▸ **Text block**

You won't learn this in textbooks, college classes, or data camps. Some of the material in this article is very advanced yet presented in simple English, with an Excel implementation for various statistical tests, and no arcane theory, jargon, or obscure theorems. It has a number of applications, in finance in particular. This article covers several topics under a unified approach, so it was not easy to find a title. In particular, we discuss:
- When the central limit theorem fails: what to do, and case study
- Various original statistical tests, some unpublished, for instance to test if an empirical statistical distribution (based on observations) is symmetric or not, or whether two distributions are identical
- The power and mysteries of stable (also called divisible) statistical distributions
- Dealing with weighted sums of random variables, especially with decaying weights
- Fun number theory problems and algorithms associated with these statistical problems
- Decomposing a (theoretical or empirical / observed) statistical distribution into elementary components, just like decomposing a complex molecule into atoms
The focus is on principles, methodology, and techniques applicable to, and useful in many applications. For those willing to do a deeper dive on these topics, many references are provided. This article, written as a tutorial, is accessible to professionals with elementary statistical knowledge, like stats 101. It is also written in a compact style, so that you can grasp all the material in hours rather than days. This simple article covers topics that you could learn in MIT, Stanford, Berkeley, Princeton or Harvard classes aimed at PhD students. Some is state-of-the-art research results published here for the first time, and made accessible to the data science of data engineer novice. I think mathematicians (being one myself) will also enjoy it. Yet, emphasis is on applications rather than theory.

▸ **Aim of the task**
Rewrite the paragraph of the article that begins "The focus is on principles" in a shorter form that keeps its main facts. The listing isn't needed for this.

▸ **Rows**
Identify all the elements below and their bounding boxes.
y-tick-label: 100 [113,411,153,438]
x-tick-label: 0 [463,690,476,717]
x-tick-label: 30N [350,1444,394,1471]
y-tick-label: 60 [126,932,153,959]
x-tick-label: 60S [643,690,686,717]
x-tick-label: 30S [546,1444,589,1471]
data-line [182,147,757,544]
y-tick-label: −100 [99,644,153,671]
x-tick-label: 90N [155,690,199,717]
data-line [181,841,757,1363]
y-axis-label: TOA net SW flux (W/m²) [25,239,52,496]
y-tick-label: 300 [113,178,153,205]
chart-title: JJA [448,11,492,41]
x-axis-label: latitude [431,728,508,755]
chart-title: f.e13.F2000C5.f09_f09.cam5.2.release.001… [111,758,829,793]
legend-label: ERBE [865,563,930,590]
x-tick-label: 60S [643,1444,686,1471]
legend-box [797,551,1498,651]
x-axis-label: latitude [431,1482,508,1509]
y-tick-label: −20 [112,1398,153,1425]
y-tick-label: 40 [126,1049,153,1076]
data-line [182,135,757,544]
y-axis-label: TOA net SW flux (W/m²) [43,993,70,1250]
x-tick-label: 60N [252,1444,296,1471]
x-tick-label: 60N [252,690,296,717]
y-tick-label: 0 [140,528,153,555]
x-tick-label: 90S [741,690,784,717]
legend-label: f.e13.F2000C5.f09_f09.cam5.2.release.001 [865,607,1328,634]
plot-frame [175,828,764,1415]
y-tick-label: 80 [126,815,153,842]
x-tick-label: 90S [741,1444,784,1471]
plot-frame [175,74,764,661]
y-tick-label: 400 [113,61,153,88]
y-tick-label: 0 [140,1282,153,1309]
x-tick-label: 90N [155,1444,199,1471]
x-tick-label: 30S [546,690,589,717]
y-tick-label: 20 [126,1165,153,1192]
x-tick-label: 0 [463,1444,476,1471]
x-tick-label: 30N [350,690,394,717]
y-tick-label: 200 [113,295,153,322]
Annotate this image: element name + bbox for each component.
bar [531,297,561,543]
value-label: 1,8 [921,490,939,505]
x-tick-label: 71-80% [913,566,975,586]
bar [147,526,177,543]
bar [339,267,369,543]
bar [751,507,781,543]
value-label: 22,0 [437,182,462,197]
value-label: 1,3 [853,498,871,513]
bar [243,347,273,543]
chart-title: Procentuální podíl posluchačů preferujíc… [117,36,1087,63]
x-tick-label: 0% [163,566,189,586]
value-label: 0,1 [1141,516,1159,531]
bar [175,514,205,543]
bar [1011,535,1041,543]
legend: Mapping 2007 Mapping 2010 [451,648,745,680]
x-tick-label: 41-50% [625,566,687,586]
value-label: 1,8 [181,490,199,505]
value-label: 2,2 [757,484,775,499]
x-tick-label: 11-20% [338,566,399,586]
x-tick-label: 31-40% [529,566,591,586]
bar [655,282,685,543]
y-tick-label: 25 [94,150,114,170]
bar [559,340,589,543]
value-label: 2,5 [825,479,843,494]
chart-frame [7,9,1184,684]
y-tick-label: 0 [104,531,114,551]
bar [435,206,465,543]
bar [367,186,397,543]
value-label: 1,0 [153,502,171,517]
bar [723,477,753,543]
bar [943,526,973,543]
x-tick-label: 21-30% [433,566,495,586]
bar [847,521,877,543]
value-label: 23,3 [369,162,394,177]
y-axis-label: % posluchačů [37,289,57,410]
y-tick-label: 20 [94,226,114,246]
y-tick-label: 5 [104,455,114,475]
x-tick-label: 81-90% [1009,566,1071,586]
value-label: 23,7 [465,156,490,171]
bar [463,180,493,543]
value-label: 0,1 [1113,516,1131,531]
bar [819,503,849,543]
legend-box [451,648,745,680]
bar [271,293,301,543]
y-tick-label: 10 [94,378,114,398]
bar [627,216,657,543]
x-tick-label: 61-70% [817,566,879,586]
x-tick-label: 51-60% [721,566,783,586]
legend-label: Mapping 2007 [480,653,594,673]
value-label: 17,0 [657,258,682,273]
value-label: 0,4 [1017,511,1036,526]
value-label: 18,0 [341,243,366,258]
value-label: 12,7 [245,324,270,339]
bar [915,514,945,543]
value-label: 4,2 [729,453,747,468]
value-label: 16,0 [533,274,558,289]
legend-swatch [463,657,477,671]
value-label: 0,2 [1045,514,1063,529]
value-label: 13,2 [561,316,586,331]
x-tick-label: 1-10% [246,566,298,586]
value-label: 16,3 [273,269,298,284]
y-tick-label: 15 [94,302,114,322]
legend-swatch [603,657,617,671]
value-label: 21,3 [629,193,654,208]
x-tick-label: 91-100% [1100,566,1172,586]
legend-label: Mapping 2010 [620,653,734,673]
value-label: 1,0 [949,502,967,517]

▸ **Written answer**
The article focuses on principles, methods, and techniques that are useful in many applications, and it gives many references for deeper study. It is a compact tutorial that needs only basic statistics knowledge, like stats 101, and can be learned in hours rather than days. It covers topics taught to PhD students at MIT, Stanford, Berkeley, Princeton, or Harvard. It also includes some research results published for the first time, made accessible to beginners. The author, a mathematician, expects mathematicians to enjoy it too, but the emphasis is on applications rather than theory.